▸ Work to complete
Every line that includes the word "color" is to be listed.
-- START Material shown --
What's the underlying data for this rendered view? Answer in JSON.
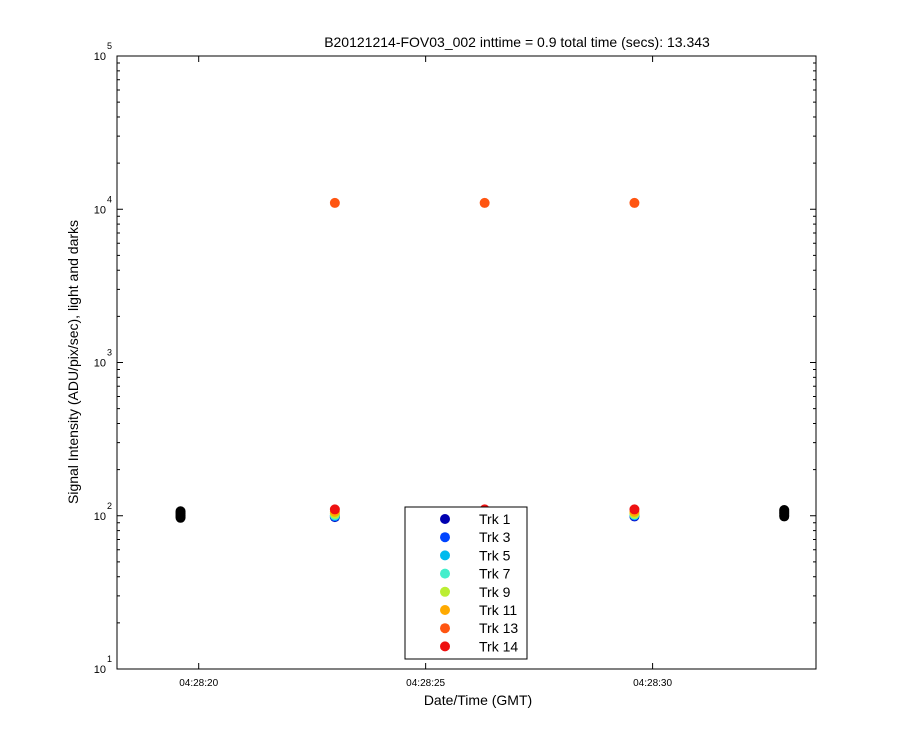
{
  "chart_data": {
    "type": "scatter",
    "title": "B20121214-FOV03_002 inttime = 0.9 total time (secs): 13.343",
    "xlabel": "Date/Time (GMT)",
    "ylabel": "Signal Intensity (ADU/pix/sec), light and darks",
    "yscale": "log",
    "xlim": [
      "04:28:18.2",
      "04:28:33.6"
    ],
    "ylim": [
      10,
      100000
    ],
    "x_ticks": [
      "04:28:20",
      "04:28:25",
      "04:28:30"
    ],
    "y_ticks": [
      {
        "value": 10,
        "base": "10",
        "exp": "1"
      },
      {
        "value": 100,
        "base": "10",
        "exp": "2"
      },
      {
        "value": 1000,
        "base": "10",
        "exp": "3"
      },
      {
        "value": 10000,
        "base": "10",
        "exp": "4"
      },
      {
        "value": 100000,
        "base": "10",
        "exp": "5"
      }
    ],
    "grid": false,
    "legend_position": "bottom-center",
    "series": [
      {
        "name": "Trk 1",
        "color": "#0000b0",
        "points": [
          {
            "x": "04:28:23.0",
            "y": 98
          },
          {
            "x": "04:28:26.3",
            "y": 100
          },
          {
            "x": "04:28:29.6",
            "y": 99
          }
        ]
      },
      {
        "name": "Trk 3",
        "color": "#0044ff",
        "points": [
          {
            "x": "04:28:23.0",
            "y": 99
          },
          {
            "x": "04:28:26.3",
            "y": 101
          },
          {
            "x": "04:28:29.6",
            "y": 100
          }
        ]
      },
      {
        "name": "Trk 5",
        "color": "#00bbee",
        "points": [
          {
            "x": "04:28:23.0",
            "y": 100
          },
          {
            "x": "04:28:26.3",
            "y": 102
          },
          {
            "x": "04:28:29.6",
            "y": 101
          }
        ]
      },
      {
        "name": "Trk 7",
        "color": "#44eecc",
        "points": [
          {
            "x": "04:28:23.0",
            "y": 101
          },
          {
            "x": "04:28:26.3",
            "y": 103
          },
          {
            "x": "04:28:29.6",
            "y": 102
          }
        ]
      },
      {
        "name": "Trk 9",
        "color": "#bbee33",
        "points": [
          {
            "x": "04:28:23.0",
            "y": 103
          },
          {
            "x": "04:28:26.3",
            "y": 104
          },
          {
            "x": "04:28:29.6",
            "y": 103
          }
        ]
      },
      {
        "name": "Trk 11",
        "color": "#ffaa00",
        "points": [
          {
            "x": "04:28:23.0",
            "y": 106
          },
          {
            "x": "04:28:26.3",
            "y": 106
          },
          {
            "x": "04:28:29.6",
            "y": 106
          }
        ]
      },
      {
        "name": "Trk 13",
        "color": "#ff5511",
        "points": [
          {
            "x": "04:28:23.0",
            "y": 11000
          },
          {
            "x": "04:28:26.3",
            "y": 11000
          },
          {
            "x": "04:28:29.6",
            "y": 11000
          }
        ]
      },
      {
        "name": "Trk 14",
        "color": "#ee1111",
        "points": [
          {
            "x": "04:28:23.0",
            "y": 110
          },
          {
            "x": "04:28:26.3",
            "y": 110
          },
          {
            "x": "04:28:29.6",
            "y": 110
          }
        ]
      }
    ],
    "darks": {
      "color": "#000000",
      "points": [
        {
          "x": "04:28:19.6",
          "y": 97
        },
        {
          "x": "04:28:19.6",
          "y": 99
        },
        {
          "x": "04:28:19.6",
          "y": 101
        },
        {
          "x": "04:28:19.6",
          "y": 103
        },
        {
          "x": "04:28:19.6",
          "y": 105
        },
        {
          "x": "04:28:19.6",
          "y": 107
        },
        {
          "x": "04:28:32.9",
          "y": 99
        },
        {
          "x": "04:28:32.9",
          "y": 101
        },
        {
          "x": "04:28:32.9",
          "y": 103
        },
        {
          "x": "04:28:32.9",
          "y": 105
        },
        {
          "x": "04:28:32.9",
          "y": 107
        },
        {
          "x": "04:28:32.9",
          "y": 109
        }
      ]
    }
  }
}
-- END Material shown --
▸ Answer
        "color": "#0000b0",
        "color": "#0044ff",
        "color": "#00bbee",
        "color": "#44eecc",
        "color": "#bbee33",
        "color": "#ffaa00",
        "color": "#ff5511",
        "color": "#ee1111",
      "color": "#000000",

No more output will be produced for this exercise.